Go through the listing beneath this task and return every line that carries the string "name".
:::
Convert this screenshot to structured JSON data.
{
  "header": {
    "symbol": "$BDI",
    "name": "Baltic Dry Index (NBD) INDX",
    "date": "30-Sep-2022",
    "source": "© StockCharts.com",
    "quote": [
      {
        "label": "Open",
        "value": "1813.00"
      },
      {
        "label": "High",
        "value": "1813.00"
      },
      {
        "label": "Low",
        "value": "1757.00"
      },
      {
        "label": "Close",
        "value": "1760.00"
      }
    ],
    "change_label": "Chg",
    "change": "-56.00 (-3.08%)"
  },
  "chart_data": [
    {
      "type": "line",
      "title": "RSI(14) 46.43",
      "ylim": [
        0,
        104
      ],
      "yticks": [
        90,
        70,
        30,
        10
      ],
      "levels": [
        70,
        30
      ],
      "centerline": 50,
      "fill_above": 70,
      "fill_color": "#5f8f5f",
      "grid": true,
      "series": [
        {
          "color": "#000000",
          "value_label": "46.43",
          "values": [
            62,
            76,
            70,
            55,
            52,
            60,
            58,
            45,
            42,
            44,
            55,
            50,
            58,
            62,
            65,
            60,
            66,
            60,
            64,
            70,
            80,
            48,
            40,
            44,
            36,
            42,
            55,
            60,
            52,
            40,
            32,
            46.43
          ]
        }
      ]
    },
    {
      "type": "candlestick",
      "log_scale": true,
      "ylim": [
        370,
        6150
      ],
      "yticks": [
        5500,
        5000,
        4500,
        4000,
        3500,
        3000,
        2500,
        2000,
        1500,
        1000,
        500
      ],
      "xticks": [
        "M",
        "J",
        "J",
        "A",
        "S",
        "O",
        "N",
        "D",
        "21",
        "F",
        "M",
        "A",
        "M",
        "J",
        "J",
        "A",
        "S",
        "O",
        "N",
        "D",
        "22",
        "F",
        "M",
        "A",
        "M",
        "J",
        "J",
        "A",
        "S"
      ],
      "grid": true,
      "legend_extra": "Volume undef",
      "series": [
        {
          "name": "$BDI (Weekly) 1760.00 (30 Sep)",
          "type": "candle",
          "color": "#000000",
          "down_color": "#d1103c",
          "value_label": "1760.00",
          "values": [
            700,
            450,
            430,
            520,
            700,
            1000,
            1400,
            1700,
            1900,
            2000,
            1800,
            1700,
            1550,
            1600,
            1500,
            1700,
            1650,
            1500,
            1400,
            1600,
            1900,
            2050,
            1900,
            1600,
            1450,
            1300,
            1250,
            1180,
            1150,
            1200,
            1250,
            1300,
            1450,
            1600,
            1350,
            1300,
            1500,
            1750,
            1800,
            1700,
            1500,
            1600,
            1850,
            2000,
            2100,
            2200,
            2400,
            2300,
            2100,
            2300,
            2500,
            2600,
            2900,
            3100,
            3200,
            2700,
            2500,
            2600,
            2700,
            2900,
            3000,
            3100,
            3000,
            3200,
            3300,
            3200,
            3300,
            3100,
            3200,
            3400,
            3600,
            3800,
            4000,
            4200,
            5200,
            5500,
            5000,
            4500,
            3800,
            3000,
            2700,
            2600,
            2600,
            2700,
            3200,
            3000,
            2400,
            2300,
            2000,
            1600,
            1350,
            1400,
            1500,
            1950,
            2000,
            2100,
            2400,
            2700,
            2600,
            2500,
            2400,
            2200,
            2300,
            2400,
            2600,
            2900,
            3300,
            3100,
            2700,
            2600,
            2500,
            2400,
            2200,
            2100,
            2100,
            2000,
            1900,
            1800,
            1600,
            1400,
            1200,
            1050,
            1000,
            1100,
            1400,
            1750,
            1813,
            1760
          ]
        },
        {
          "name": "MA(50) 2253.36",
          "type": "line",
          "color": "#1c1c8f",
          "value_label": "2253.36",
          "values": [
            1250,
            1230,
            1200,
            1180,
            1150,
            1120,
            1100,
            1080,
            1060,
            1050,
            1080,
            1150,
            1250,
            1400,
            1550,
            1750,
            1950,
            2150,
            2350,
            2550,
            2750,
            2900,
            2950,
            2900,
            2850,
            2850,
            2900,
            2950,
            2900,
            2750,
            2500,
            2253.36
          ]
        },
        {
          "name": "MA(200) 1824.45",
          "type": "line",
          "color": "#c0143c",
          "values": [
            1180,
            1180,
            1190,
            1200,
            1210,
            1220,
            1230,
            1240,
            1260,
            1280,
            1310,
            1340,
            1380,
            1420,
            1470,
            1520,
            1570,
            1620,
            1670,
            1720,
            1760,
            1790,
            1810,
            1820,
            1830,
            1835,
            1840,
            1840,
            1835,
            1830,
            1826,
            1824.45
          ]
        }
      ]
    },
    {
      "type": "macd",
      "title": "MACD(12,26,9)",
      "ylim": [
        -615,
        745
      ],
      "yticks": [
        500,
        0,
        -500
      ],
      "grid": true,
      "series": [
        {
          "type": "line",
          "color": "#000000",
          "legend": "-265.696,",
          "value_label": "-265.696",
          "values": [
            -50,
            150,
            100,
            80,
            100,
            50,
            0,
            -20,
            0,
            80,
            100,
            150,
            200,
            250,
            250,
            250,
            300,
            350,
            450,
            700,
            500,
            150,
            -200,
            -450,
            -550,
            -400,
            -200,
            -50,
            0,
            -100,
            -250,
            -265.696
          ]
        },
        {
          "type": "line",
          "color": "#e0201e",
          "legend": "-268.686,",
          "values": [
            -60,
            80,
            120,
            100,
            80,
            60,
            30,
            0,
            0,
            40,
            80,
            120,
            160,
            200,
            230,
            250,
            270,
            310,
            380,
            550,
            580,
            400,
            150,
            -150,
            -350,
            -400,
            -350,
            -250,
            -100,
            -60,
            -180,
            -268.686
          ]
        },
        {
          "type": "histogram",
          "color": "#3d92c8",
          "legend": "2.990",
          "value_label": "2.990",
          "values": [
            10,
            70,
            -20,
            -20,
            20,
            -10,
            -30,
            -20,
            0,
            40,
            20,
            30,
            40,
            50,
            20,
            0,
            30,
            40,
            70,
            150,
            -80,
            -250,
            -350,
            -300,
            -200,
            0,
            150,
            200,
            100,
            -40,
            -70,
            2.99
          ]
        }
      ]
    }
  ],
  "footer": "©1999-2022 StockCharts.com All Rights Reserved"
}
:::
§ **Reply**
    "name": "Baltic Dry Index (NBD) INDX",
          "name": "$BDI (Weekly) 1760.00 (30 Sep)",
          "name": "MA(50) 2253.36",
          "name": "MA(200) 1824.45",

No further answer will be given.